## What needs to be done:
Repeat every line of the listing below exactly, minus the pictures.

## Entries:
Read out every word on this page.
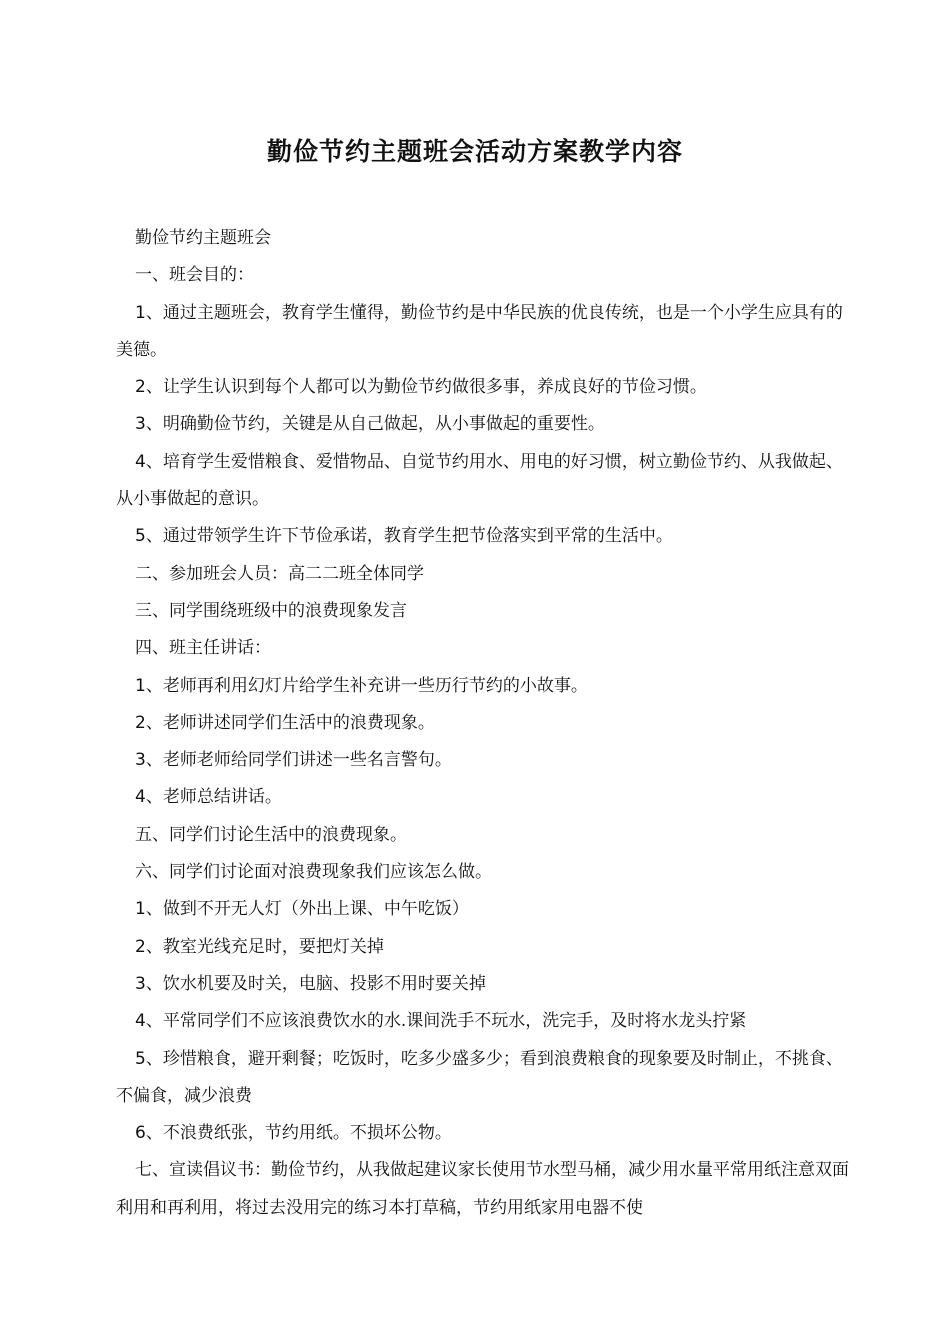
勤俭节约主题班会活动方案教学内容

勤俭节约主题班会

一、班会目的：

1、通过主题班会，教育学生懂得，勤俭节约是中华民族的优良传统，也是一个小学生应具有的美德。

2、让学生认识到每个人都可以为勤俭节约做很多事，养成良好的节俭习惯。

3、明确勤俭节约，关键是从自己做起，从小事做起的重要性。

4、培育学生爱惜粮食、爱惜物品、自觉节约用水、用电的好习惯，树立勤俭节约、从我做起、从小事做起的意识。

5、通过带领学生许下节俭承诺，教育学生把节俭落实到平常的生活中。

二、参加班会人员：高二二班全体同学

三、同学围绕班级中的浪费现象发言

四、班主任讲话：

1、老师再利用幻灯片给学生补充讲一些历行节约的小故事。

2、老师讲述同学们生活中的浪费现象。

3、老师老师给同学们讲述一些名言警句。

4、老师总结讲话。

五、同学们讨论生活中的浪费现象。

六、同学们讨论面对浪费现象我们应该怎么做。

1、做到不开无人灯（外出上课、中午吃饭）

2、教室光线充足时，要把灯关掉

3、饮水机要及时关，电脑、投影不用时要关掉

4、平常同学们不应该浪费饮水的水.课间洗手不玩水，洗完手，及时将水龙头拧紧

5、珍惜粮食，避开剩餐；吃饭时，吃多少盛多少；看到浪费粮食的现象要及时制止，不挑食、不偏食，减少浪费

6、不浪费纸张，节约用纸。不损坏公物。

七、宣读倡议书：勤俭节约，从我做起建议家长使用节水型马桶，减少用水量平常用纸注意双面利用和再利用，将过去没用完的练习本打草稿，节约用纸家用电器不使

## Task result:
Read out every word on this page.
勤俭节约主题班会活动方案教学内容

勤俭节约主题班会

一、班会目的：

1、通过主题班会，教育学生懂得，勤俭节约是中华民族的优良传统，也是一个小学生应具有的美德。

2、让学生认识到每个人都可以为勤俭节约做很多事，养成良好的节俭习惯。

3、明确勤俭节约，关键是从自己做起，从小事做起的重要性。

4、培育学生爱惜粮食、爱惜物品、自觉节约用水、用电的好习惯，树立勤俭节约、从我做起、从小事做起的意识。

5、通过带领学生许下节俭承诺，教育学生把节俭落实到平常的生活中。

二、参加班会人员：高二二班全体同学

三、同学围绕班级中的浪费现象发言

四、班主任讲话：

1、老师再利用幻灯片给学生补充讲一些历行节约的小故事。

2、老师讲述同学们生活中的浪费现象。

3、老师老师给同学们讲述一些名言警句。

4、老师总结讲话。

五、同学们讨论生活中的浪费现象。

六、同学们讨论面对浪费现象我们应该怎么做。

1、做到不开无人灯（外出上课、中午吃饭）

2、教室光线充足时，要把灯关掉

3、饮水机要及时关，电脑、投影不用时要关掉

4、平常同学们不应该浪费饮水的水.课间洗手不玩水，洗完手，及时将水龙头拧紧

5、珍惜粮食，避开剩餐；吃饭时，吃多少盛多少；看到浪费粮食的现象要及时制止，不挑食、不偏食，减少浪费

6、不浪费纸张，节约用纸。不损坏公物。

七、宣读倡议书：勤俭节约，从我做起建议家长使用节水型马桶，减少用水量平常用纸注意双面利用和再利用，将过去没用完的练习本打草稿，节约用纸家用电器不使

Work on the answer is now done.